Collected data:
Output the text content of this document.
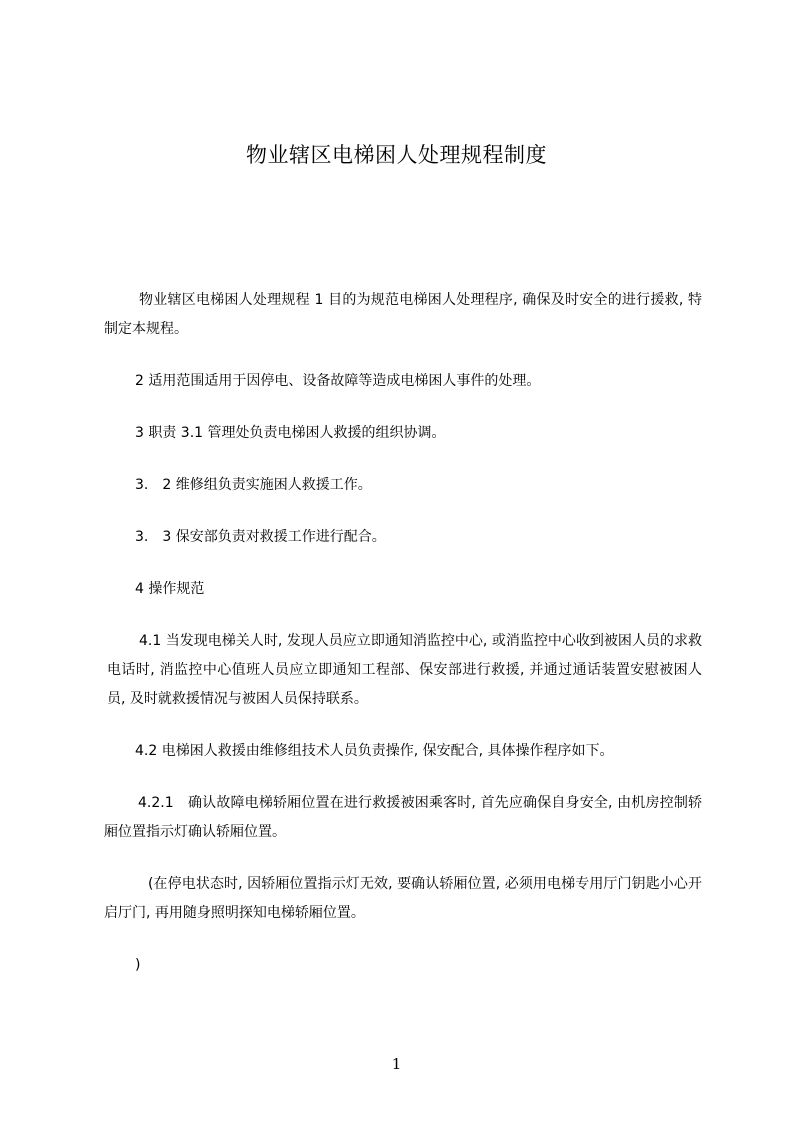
物业辖区电梯困人处理规程制度

物业辖区电梯困人处理规程 1 目的为规范电梯困人处理程序, 确保及时安全的进行援救, 特制定本规程。

2 适用范围适用于因停电、设备故障等造成电梯困人事件的处理。

3 职责 3.1 管理处负责电梯困人救援的组织协调。

3.　2 维修组负责实施困人救援工作。

3.　3 保安部负责对救援工作进行配合。

4 操作规范

4.1 当发现电梯关人时, 发现人员应立即通知消监控中心, 或消监控中心收到被困人员的求救电话时, 消监控中心值班人员应立即通知工程部、保安部进行救援, 并通过通话装置安慰被困人员, 及时就救援情况与被困人员保持联系。

4.2 电梯困人救援由维修组技术人员负责操作, 保安配合, 具体操作程序如下。

4.2.1　确认故障电梯轿厢位置在进行救援被困乘客时, 首先应确保自身安全, 由机房控制轿厢位置指示灯确认轿厢位置。

(在停电状态时, 因轿厢位置指示灯无效, 要确认轿厢位置, 必须用电梯专用厅门钥匙小心开启厅门, 再用随身照明探知电梯轿厢位置。

)

1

• **Objective**: Output the data above without changes, apart from leaving out the pictures.

• **Task answer**:
Output the text content of this document.
物业辖区电梯困人处理规程制度

物业辖区电梯困人处理规程 1 目的为规范电梯困人处理程序, 确保及时安全的进行援救, 特制定本规程。

2 适用范围适用于因停电、设备故障等造成电梯困人事件的处理。

3 职责 3.1 管理处负责电梯困人救援的组织协调。

3.　2 维修组负责实施困人救援工作。

3.　3 保安部负责对救援工作进行配合。

4 操作规范

4.1 当发现电梯关人时, 发现人员应立即通知消监控中心, 或消监控中心收到被困人员的求救电话时, 消监控中心值班人员应立即通知工程部、保安部进行救援, 并通过通话装置安慰被困人员, 及时就救援情况与被困人员保持联系。

4.2 电梯困人救援由维修组技术人员负责操作, 保安配合, 具体操作程序如下。

4.2.1　确认故障电梯轿厢位置在进行救援被困乘客时, 首先应确保自身安全, 由机房控制轿厢位置指示灯确认轿厢位置。

(在停电状态时, 因轿厢位置指示灯无效, 要确认轿厢位置, 必须用电梯专用厅门钥匙小心开启厅门, 再用随身照明探知电梯轿厢位置。

)

1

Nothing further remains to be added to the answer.